**Your task:** Identify every line containing the word "verified" and reproduce each one.

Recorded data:
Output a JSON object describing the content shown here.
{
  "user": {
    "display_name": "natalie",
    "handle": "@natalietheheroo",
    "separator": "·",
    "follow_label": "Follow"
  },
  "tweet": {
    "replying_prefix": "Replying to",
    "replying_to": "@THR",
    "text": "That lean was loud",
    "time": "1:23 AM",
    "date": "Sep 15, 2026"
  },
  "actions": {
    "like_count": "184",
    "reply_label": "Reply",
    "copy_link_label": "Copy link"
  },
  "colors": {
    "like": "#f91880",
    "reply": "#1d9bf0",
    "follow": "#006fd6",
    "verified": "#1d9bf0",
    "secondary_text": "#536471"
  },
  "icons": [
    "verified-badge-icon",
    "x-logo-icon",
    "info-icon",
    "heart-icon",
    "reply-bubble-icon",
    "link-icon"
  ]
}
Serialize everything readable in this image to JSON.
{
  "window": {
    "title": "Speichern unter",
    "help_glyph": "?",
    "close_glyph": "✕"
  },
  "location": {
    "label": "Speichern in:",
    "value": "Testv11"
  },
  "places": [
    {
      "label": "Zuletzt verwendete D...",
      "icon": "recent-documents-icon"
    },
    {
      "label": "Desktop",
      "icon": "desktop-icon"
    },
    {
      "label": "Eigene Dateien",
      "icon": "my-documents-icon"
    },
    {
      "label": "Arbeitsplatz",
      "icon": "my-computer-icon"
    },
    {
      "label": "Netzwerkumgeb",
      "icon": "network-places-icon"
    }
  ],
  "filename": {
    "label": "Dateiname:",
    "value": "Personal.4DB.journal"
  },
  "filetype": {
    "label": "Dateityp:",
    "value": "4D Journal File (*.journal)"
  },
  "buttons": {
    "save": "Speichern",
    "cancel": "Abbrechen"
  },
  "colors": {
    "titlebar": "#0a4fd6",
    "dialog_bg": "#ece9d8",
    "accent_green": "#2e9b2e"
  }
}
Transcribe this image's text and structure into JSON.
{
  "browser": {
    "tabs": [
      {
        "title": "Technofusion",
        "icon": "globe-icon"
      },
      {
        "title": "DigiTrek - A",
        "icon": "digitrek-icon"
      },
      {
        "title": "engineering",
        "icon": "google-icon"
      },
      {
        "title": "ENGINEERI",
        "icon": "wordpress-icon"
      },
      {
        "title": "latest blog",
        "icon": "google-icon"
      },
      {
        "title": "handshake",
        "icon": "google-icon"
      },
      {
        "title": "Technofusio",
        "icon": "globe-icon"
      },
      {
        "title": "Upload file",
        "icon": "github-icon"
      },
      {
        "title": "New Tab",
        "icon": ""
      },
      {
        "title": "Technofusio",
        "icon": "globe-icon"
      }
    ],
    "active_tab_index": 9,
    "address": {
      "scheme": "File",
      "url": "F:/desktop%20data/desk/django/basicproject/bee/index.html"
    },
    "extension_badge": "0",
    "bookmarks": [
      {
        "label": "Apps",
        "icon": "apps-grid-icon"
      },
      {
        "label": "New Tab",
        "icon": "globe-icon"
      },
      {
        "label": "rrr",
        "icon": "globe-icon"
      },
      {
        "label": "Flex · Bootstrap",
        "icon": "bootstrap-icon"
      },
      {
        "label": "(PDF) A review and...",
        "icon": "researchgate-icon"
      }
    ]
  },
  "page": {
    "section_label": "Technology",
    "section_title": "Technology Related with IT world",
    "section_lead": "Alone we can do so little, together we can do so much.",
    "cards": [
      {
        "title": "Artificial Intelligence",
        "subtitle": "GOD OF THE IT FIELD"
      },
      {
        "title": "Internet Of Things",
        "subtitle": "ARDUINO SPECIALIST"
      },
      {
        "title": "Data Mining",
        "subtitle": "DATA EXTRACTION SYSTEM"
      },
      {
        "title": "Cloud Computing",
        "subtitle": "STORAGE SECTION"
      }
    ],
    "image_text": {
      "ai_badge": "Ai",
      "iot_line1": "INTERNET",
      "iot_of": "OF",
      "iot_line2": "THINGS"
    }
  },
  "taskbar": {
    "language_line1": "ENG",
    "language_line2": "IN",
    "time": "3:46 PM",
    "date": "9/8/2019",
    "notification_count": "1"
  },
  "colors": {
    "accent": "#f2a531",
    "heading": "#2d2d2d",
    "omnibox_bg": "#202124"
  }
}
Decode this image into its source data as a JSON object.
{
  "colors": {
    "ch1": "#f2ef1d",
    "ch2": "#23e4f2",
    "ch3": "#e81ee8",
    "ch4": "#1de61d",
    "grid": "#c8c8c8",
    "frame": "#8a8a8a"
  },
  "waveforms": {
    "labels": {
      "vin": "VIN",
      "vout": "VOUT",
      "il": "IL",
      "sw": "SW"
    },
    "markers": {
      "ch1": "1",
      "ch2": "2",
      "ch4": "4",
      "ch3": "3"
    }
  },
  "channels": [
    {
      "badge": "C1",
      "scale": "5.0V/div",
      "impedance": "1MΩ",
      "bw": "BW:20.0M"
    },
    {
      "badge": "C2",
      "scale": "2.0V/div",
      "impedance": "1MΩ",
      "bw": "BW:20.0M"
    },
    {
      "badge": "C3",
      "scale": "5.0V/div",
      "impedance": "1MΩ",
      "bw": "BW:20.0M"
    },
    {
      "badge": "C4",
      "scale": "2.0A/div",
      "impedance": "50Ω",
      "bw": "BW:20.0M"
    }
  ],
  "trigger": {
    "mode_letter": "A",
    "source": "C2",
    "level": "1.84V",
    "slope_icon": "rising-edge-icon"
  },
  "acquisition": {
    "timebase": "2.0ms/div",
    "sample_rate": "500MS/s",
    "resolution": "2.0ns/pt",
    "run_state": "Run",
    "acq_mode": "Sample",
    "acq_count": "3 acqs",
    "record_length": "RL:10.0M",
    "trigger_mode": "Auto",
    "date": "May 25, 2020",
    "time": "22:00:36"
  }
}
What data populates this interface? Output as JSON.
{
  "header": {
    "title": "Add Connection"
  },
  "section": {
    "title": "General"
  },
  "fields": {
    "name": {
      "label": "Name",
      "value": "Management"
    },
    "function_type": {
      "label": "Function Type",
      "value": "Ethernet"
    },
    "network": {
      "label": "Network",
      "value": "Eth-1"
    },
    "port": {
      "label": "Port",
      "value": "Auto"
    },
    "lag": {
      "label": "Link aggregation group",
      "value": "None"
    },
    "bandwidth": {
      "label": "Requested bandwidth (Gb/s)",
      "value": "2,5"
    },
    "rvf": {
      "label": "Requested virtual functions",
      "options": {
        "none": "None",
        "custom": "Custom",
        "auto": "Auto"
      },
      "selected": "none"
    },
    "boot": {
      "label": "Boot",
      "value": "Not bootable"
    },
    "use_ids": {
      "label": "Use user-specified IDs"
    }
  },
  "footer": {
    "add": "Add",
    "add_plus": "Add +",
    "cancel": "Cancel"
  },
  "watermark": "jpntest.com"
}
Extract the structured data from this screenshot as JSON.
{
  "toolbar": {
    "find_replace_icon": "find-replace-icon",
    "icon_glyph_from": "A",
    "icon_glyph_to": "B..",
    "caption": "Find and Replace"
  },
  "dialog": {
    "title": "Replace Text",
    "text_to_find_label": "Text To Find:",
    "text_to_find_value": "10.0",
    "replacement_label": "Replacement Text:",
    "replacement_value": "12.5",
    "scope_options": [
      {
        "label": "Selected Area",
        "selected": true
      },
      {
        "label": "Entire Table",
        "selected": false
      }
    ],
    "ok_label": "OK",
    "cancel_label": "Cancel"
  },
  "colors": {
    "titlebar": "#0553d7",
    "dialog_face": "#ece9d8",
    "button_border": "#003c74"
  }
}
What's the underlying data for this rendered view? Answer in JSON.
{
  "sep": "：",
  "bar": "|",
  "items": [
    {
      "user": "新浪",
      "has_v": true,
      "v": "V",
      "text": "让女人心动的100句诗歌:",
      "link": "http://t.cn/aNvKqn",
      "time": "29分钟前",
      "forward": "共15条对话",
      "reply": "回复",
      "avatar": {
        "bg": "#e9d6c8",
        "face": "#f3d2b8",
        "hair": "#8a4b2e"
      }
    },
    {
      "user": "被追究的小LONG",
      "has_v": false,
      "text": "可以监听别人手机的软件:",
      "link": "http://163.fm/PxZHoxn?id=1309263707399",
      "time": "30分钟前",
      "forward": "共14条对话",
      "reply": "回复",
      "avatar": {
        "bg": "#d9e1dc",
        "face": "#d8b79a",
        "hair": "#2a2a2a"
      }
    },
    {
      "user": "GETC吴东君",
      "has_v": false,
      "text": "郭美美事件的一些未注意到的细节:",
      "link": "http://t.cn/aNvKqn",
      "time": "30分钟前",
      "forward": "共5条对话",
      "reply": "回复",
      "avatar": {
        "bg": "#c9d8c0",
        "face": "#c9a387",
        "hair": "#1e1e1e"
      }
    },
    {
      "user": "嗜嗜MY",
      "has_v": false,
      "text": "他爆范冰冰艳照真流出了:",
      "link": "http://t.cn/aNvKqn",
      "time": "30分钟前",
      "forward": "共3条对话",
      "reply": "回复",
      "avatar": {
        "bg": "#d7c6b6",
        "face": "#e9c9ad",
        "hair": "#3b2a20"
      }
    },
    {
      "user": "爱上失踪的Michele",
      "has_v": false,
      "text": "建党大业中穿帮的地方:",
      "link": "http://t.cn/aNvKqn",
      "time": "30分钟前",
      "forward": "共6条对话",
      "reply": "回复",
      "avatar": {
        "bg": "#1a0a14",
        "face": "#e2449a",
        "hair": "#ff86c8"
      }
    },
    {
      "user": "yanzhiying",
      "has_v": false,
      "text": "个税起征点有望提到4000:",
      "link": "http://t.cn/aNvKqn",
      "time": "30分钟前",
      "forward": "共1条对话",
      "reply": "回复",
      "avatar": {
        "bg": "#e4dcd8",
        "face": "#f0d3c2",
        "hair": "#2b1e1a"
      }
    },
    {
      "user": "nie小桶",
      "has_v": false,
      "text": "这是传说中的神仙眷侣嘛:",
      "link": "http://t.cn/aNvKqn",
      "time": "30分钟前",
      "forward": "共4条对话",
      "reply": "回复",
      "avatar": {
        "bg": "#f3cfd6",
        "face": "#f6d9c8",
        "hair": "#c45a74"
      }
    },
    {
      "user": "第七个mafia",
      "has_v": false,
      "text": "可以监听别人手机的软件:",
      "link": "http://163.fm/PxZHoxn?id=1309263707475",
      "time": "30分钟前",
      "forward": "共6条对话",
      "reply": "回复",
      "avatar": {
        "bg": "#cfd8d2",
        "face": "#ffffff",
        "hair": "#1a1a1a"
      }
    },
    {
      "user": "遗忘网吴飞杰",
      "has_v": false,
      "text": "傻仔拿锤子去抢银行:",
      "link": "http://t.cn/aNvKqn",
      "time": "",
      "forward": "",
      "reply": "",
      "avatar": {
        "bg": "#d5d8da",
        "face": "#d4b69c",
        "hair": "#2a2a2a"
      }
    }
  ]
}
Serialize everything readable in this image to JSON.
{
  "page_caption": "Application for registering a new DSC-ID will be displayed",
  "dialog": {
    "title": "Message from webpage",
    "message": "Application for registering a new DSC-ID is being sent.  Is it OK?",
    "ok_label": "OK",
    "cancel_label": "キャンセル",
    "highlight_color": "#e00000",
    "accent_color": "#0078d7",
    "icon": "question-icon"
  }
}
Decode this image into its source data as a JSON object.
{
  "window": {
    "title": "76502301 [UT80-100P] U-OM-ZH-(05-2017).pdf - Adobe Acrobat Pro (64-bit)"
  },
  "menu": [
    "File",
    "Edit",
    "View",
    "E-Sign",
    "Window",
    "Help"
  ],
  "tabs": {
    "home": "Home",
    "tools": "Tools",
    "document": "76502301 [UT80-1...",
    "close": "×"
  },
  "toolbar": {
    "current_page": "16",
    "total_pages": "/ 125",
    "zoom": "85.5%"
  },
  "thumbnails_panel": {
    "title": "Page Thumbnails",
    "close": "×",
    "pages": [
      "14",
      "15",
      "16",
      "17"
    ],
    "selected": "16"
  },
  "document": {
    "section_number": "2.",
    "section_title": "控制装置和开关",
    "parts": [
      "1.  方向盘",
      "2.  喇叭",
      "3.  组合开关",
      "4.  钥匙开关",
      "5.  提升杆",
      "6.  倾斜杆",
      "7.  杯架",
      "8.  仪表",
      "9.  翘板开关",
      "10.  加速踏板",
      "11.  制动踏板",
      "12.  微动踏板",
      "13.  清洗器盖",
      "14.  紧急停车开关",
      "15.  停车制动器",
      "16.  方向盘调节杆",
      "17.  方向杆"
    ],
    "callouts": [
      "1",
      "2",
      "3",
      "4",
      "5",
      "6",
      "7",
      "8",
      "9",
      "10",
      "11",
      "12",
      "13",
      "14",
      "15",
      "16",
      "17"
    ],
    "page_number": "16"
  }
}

**Exercise solution:**
    "verified": "#1d9bf0",
    "verified-badge-icon",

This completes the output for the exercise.